(Stored records)
::::

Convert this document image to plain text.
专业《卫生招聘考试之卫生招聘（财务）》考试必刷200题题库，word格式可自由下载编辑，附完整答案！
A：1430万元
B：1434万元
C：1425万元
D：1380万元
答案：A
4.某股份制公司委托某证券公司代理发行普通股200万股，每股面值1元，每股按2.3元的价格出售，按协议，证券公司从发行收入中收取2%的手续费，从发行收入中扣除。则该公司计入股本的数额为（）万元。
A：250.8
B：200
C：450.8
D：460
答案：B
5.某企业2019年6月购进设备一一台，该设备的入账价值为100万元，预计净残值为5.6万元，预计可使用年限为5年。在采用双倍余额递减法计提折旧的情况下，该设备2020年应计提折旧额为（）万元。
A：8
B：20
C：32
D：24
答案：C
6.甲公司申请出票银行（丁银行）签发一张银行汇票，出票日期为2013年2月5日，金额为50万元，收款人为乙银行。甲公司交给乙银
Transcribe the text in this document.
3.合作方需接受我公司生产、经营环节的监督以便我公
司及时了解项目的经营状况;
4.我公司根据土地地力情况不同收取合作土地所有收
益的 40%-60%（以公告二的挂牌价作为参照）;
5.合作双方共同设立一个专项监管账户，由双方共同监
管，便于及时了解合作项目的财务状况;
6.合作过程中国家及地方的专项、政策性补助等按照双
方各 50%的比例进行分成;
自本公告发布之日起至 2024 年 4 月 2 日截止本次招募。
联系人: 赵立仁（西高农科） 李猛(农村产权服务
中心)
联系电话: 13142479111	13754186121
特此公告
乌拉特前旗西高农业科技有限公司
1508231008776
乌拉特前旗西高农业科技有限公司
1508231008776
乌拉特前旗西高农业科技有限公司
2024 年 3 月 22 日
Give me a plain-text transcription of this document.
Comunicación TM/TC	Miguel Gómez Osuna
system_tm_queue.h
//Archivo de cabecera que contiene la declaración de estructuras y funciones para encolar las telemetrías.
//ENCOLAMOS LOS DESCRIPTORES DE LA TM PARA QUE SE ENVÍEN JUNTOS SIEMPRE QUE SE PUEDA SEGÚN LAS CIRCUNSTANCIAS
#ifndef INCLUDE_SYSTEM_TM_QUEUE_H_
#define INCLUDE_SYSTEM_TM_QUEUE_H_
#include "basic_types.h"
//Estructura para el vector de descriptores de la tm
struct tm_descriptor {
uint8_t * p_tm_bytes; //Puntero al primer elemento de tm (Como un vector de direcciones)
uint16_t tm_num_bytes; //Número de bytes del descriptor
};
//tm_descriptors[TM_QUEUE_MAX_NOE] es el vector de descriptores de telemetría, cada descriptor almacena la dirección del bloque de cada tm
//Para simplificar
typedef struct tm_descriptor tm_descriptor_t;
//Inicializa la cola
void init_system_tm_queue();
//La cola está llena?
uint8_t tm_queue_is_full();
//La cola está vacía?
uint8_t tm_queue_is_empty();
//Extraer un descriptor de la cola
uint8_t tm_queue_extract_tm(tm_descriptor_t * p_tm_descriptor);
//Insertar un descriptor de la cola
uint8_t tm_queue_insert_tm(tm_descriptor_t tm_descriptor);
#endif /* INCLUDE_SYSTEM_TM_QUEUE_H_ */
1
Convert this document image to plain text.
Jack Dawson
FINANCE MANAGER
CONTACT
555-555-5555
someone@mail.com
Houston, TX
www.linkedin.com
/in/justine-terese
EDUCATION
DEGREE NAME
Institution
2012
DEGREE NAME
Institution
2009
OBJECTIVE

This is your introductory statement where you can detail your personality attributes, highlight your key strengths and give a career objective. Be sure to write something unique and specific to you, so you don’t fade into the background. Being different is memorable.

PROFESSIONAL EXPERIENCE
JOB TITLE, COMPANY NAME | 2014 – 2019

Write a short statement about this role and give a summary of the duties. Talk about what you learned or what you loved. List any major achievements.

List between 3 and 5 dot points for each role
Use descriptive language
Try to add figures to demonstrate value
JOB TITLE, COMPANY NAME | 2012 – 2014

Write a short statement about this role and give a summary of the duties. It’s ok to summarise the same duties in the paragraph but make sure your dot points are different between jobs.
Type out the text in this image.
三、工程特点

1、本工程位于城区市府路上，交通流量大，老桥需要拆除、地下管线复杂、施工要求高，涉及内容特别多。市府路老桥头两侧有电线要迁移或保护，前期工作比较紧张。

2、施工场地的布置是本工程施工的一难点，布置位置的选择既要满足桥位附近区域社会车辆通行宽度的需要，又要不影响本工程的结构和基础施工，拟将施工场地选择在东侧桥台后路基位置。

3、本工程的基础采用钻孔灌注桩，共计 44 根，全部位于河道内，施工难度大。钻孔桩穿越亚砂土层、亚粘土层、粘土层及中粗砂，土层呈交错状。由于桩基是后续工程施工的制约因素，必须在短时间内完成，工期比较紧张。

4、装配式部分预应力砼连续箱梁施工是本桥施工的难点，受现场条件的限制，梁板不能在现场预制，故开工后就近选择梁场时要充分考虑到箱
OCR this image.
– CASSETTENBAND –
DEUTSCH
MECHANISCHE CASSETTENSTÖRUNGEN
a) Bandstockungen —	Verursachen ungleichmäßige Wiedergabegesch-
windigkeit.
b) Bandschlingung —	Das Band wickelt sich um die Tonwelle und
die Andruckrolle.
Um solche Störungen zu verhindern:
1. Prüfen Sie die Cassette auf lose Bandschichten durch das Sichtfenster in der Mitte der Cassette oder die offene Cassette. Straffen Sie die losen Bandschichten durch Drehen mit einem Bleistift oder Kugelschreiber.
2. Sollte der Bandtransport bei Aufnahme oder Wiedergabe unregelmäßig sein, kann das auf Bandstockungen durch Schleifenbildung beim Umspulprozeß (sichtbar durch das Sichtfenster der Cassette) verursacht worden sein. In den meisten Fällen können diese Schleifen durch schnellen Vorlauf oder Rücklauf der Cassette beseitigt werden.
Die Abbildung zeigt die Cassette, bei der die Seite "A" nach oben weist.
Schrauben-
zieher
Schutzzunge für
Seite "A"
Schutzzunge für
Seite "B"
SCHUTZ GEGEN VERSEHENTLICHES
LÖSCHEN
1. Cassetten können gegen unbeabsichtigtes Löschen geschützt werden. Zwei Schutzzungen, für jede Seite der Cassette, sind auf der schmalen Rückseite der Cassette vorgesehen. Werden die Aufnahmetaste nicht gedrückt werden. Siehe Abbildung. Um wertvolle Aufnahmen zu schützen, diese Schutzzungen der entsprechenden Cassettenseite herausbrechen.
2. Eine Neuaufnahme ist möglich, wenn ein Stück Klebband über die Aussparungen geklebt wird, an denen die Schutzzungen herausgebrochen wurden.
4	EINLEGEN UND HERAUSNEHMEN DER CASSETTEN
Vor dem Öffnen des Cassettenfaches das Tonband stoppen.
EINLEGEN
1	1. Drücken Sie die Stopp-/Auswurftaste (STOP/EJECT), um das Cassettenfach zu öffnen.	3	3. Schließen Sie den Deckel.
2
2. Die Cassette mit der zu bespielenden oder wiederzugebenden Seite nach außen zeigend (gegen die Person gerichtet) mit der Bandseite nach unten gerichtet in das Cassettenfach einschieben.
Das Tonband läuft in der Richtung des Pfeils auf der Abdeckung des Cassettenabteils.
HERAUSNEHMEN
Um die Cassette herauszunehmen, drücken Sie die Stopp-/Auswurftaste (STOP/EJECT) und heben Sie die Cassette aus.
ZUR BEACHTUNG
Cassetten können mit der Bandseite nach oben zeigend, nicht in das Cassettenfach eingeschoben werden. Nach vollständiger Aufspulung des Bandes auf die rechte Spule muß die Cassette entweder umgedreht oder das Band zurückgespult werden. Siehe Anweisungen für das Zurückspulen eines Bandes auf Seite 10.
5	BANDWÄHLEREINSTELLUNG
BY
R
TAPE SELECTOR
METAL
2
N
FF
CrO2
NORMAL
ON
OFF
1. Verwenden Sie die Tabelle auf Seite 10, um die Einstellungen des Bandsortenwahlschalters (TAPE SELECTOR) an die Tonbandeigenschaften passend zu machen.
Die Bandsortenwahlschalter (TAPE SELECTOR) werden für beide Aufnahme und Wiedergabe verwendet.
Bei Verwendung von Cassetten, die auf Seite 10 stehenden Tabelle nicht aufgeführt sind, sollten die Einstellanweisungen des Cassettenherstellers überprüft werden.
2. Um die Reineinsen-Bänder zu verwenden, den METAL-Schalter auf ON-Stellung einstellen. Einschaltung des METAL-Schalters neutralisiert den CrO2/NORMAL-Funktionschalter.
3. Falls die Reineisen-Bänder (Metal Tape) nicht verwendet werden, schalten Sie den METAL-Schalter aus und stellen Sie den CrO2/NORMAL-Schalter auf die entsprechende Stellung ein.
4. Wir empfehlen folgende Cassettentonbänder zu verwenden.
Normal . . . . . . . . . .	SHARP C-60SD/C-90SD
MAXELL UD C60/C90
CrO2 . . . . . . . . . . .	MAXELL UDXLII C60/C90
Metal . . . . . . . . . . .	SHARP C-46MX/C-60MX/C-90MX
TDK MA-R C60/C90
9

::::

* **Task brief**
In the listing above, find each line with the word "Auswurftaste" and copy it.

* **Solution**
1	1. Drücken Sie die Stopp-/Auswurftaste (STOP/EJECT), um das Cassettenfach zu öffnen.	3	3. Schließen Sie den Deckel.
Um die Cassette herauszunehmen, drücken Sie die Stopp-/Auswurftaste (STOP/EJECT) und heben Sie die Cassette aus.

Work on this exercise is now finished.